## begin Data provided

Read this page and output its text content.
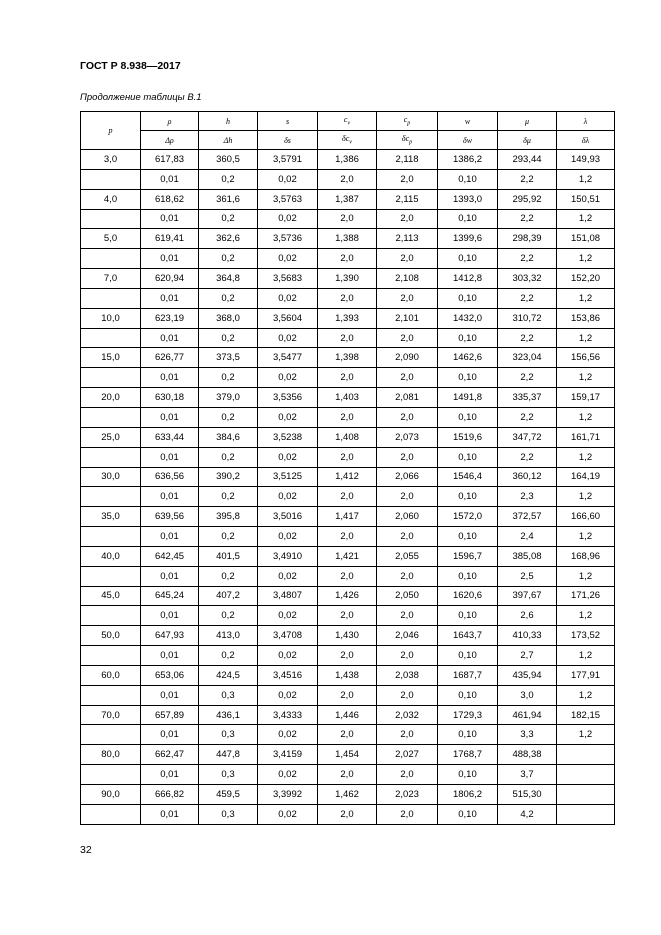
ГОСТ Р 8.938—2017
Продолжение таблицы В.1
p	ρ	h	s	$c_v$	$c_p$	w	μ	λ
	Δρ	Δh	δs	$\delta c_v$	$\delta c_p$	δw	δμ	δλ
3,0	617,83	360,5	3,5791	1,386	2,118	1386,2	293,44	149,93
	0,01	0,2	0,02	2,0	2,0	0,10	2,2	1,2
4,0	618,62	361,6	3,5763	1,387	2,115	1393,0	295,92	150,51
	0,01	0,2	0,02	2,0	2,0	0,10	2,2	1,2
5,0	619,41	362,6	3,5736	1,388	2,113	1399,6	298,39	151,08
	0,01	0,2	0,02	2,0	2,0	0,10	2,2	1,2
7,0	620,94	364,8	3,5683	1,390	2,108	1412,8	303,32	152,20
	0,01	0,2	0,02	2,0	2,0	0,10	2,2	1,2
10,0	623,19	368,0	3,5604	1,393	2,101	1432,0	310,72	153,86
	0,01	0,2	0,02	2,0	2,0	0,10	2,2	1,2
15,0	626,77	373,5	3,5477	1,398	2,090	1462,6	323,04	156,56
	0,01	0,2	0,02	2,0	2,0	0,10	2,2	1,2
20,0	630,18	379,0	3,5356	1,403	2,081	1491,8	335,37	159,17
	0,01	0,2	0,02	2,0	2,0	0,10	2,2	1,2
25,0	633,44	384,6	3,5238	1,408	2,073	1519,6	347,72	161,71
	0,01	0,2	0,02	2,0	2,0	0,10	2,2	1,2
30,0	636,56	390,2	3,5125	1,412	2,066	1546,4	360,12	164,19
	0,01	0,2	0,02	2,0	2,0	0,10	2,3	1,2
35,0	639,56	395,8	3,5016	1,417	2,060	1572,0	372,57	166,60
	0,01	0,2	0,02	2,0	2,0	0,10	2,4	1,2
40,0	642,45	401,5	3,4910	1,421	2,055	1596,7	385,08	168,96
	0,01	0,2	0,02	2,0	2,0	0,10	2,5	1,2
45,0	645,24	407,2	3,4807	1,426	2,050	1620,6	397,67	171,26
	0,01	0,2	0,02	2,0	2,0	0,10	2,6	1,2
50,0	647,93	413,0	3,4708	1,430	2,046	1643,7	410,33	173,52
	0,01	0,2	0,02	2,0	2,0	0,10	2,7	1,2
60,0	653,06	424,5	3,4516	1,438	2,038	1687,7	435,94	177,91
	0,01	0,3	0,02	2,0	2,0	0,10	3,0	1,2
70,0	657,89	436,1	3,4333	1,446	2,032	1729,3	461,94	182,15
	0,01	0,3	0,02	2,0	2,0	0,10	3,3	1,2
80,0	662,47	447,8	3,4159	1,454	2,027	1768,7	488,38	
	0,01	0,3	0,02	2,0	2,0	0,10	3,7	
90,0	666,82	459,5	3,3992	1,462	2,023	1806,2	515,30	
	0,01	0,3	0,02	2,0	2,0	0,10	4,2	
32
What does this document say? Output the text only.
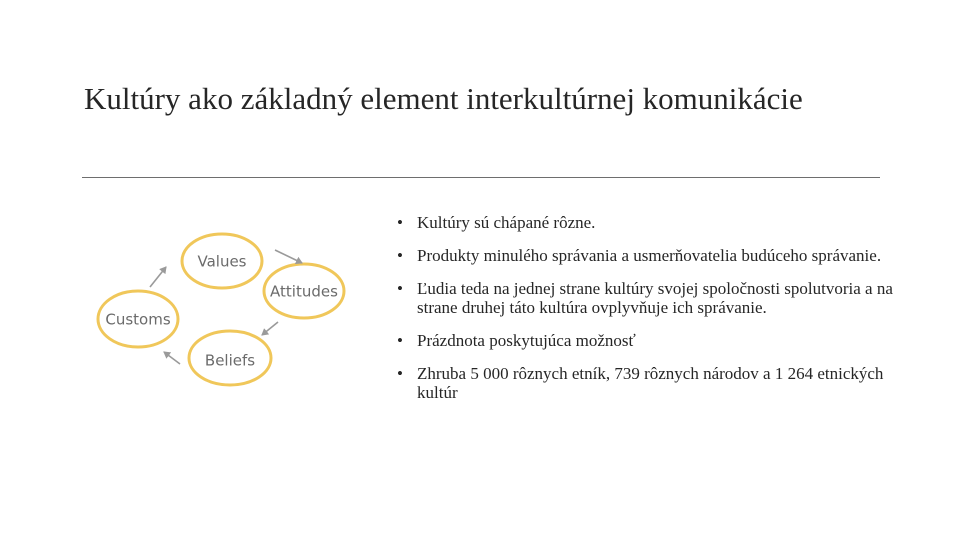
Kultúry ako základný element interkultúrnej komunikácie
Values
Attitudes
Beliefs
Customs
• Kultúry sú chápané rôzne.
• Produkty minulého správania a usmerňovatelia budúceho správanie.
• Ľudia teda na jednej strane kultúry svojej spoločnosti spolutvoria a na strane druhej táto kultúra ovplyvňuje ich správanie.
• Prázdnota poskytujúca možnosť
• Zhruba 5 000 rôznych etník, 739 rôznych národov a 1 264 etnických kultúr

## end Data provided

■ **What to produce**
Search the lines for "text". Copy each line that has it.

■ **Output below**
Read this page and output its text content.
What does this document say? Output the text only.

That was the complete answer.